[Begin Excerpted data]

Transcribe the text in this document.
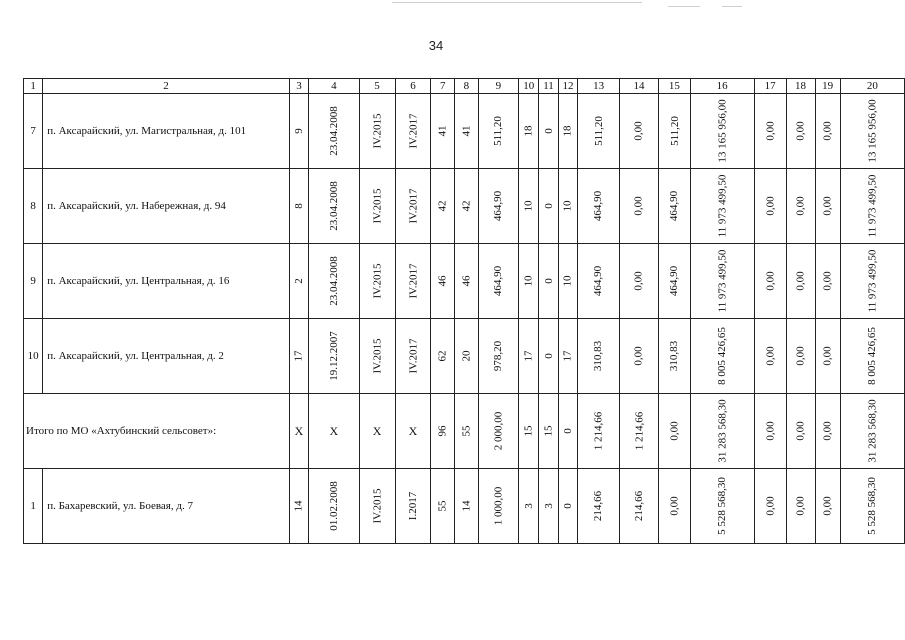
34
1	2	3	4	5	6	7	8	9	10	11	12	13	14	15	16	17	18	19	20
7	п. Аксарайский, ул. Магистральная, д. 101	9	23.04.2008	IV.2015	IV.2017	41	41	511,20	18	0	18	511,20	0,00	511,20	13 165 956,00	0,00	0,00	0,00	13 165 956,00
8	п. Аксарайский, ул. Набережная, д. 94	8	23.04.2008	IV.2015	IV.2017	42	42	464,90	10	0	10	464,90	0,00	464,90	11 973 499,50	0,00	0,00	0,00	11 973 499,50
9	п. Аксарайский, ул. Центральная, д. 16	2	23.04.2008	IV.2015	IV.2017	46	46	464,90	10	0	10	464,90	0,00	464,90	11 973 499,50	0,00	0,00	0,00	11 973 499,50
10	п. Аксарайский, ул. Центральная, д. 2	17	19.12.2007	IV.2015	IV.2017	62	20	978,20	17	0	17	310,83	0,00	310,83	8 005 426,65	0,00	0,00	0,00	8 005 426,65
Итого по МО «Ахтубинский сельсовет»:		X	X	X	X	96	55	2 000,00	15	15	0	1 214,66	1 214,66	0,00	31 283 568,30	0,00	0,00	0,00	31 283 568,30
1	п. Бахаревский, ул. Боевая, д. 7	14	01.02.2008	IV.2015	I.2017	55	14	1 000,00	3	3	0	214,66	214,66	0,00	5 528 568,30	0,00	0,00	0,00	5 528 568,30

[End Excerpted data]

Brief: Without the pictures, print the records in full, exactly as they appear.

In response:
Transcribe the text in this document.
34
1	2	3	4	5	6	7	8	9	10	11	12	13	14	15	16	17	18	19	20
7	п. Аксарайский, ул. Магистральная, д. 101	9	23.04.2008	IV.2015	IV.2017	41	41	511,20	18	0	18	511,20	0,00	511,20	13 165 956,00	0,00	0,00	0,00	13 165 956,00
8	п. Аксарайский, ул. Набережная, д. 94	8	23.04.2008	IV.2015	IV.2017	42	42	464,90	10	0	10	464,90	0,00	464,90	11 973 499,50	0,00	0,00	0,00	11 973 499,50
9	п. Аксарайский, ул. Центральная, д. 16	2	23.04.2008	IV.2015	IV.2017	46	46	464,90	10	0	10	464,90	0,00	464,90	11 973 499,50	0,00	0,00	0,00	11 973 499,50
10	п. Аксарайский, ул. Центральная, д. 2	17	19.12.2007	IV.2015	IV.2017	62	20	978,20	17	0	17	310,83	0,00	310,83	8 005 426,65	0,00	0,00	0,00	8 005 426,65
Итого по МО «Ахтубинский сельсовет»:		X	X	X	X	96	55	2 000,00	15	15	0	1 214,66	1 214,66	0,00	31 283 568,30	0,00	0,00	0,00	31 283 568,30
1	п. Бахаревский, ул. Боевая, д. 7	14	01.02.2008	IV.2015	I.2017	55	14	1 000,00	3	3	0	214,66	214,66	0,00	5 528 568,30	0,00	0,00	0,00	5 528 568,30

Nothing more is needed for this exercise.